Aim of the task: Of the lines in the records that follow, how many include the word "image"? Answer with a bare number.

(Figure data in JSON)
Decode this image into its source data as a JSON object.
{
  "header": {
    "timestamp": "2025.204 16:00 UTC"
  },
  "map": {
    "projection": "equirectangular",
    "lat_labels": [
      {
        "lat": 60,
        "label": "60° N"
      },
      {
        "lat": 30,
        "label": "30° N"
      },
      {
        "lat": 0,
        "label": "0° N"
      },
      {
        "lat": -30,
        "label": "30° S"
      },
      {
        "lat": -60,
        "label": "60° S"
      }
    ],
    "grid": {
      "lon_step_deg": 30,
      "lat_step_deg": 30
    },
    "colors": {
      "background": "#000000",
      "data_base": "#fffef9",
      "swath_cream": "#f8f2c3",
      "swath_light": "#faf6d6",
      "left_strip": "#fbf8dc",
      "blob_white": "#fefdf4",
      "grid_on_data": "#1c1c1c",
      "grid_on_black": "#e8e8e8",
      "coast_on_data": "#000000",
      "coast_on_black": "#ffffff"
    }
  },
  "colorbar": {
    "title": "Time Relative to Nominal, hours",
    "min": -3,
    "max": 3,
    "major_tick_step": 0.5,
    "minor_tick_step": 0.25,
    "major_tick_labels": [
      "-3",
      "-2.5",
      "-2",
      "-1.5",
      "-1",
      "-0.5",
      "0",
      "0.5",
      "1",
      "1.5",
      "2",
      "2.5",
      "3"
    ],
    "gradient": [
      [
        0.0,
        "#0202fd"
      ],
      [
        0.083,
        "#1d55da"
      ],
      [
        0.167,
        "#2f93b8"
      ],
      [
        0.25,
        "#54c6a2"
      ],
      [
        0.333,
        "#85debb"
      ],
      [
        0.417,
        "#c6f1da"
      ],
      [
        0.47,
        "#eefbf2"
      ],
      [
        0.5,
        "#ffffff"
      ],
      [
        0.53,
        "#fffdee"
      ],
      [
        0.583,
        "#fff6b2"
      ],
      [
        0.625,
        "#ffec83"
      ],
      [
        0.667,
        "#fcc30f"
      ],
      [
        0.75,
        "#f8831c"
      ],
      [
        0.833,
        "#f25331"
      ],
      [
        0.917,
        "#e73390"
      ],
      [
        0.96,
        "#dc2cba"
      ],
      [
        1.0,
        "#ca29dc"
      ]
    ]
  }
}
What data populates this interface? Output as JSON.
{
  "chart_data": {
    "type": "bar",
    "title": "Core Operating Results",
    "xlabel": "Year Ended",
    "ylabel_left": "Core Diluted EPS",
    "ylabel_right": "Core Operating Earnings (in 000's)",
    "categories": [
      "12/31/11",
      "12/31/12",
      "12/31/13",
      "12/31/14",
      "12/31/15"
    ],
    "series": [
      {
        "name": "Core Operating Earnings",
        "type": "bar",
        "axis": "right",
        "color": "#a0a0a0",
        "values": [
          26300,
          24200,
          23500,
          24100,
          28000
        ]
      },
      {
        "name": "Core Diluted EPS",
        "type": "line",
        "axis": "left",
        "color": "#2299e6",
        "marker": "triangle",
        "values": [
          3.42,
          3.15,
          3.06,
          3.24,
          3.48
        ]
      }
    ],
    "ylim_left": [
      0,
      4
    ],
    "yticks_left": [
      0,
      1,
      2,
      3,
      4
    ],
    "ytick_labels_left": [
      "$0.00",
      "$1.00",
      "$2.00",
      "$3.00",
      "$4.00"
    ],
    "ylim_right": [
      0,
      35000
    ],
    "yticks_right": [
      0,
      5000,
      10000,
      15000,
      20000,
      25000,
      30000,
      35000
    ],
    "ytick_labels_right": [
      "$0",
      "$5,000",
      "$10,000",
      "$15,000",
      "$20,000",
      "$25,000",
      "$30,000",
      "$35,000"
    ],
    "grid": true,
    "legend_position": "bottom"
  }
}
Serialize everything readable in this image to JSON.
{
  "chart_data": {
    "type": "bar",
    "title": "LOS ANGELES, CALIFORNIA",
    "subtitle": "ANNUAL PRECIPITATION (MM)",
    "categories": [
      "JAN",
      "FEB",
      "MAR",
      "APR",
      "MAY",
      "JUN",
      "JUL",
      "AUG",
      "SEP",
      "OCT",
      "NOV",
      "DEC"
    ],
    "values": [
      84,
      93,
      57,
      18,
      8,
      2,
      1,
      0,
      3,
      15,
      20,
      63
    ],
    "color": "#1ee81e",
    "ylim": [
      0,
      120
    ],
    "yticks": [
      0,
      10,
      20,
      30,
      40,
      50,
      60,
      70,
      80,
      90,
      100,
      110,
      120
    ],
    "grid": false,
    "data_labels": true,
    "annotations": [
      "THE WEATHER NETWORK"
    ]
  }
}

The reply: 2